▸ **EXCERPTED RECORDS**:
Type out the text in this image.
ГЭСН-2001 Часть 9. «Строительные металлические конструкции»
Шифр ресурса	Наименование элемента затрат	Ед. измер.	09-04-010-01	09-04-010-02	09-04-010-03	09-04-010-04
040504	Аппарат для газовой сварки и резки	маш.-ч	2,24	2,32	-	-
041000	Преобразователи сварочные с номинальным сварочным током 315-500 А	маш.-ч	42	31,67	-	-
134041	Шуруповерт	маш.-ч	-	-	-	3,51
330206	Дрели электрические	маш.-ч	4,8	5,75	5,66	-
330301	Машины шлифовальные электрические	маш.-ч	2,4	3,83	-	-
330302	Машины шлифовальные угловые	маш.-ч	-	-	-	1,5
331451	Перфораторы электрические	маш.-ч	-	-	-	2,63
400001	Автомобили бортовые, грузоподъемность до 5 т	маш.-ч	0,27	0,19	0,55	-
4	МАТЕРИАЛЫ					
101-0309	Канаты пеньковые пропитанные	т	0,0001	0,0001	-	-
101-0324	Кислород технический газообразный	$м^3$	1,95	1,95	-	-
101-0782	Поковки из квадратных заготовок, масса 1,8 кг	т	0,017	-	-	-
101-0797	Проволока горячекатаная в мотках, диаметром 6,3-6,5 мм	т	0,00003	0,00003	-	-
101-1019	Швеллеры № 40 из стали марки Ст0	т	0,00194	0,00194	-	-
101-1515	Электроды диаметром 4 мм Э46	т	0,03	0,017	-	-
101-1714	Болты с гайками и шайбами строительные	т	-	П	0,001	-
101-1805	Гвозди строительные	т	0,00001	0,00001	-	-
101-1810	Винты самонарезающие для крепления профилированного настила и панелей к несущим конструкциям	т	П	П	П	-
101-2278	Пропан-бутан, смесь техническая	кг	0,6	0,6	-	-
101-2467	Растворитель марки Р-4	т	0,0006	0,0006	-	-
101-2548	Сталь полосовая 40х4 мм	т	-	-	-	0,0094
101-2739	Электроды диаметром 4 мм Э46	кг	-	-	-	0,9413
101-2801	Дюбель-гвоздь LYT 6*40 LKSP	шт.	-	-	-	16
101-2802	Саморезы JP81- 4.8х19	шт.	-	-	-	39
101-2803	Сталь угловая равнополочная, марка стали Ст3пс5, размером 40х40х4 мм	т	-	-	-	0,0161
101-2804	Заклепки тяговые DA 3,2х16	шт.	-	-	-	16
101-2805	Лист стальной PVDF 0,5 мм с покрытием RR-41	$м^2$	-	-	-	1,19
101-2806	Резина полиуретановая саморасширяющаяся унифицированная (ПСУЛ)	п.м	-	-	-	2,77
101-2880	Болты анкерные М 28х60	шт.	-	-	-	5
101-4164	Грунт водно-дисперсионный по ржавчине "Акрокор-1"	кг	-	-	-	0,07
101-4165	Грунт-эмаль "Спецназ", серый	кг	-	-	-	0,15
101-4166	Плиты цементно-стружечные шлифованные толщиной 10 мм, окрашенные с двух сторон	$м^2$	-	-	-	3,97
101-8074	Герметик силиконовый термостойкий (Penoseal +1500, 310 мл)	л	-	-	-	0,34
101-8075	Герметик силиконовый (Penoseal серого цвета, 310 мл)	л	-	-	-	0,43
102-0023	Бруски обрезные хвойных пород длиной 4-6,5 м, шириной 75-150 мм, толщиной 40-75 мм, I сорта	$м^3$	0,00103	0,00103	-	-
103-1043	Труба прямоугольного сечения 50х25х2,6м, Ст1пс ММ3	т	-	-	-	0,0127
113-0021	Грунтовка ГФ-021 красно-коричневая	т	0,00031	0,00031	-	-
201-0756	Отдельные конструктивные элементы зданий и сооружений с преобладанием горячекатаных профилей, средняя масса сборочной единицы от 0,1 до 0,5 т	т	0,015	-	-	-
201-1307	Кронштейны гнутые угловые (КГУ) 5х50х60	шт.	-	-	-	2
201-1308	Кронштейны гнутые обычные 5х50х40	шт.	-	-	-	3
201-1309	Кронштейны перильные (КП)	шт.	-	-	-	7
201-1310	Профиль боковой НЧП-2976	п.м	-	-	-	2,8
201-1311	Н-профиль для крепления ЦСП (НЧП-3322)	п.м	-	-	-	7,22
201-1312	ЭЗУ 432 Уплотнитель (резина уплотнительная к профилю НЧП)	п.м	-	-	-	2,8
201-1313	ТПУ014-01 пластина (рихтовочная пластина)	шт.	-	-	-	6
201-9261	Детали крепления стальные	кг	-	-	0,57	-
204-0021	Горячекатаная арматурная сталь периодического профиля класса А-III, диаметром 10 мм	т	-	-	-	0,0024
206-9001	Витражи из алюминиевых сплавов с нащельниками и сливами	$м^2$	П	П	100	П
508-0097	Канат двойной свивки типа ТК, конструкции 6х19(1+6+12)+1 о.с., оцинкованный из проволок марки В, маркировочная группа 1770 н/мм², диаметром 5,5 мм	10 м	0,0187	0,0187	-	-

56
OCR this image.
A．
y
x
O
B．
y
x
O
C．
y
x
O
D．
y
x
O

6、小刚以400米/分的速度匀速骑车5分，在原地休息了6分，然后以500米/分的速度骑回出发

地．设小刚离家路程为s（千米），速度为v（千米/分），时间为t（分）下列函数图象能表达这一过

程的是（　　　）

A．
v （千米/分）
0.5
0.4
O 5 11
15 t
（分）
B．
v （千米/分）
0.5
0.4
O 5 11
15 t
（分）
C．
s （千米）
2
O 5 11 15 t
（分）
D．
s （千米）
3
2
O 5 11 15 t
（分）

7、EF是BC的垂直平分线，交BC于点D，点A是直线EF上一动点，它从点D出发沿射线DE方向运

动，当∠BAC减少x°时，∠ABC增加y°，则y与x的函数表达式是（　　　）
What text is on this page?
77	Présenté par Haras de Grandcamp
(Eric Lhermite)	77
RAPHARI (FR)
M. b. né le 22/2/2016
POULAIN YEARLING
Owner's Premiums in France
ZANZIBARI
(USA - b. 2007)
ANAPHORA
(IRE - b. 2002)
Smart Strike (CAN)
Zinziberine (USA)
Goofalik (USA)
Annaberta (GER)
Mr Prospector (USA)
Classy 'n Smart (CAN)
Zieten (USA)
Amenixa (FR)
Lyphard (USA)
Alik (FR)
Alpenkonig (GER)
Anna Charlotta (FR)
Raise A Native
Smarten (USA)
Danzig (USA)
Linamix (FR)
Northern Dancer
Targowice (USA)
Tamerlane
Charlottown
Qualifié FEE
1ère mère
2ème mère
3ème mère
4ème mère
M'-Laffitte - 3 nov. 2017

▸ **TASK PROMPT**: From the line containing "What text is on this page?" to the last line of the material, please quote every line exactly and only those.

▸ **WRITTEN SOLUTION**:
What text is on this page?
77	Présenté par Haras de Grandcamp
(Eric Lhermite)	77
RAPHARI (FR)
M. b. né le 22/2/2016
POULAIN YEARLING
Owner's Premiums in France
ZANZIBARI
(USA - b. 2007)
ANAPHORA
(IRE - b. 2002)
Smart Strike (CAN)
Zinziberine (USA)
Goofalik (USA)
Annaberta (GER)
Mr Prospector (USA)
Classy 'n Smart (CAN)
Zieten (USA)
Amenixa (FR)
Lyphard (USA)
Alik (FR)
Alpenkonig (GER)
Anna Charlotta (FR)
Raise A Native
Smarten (USA)
Danzig (USA)
Linamix (FR)
Northern Dancer
Targowice (USA)
Tamerlane
Charlottown
Qualifié FEE
1ère mère
2ème mère
3ème mère
4ème mère
M'-Laffitte - 3 nov. 2017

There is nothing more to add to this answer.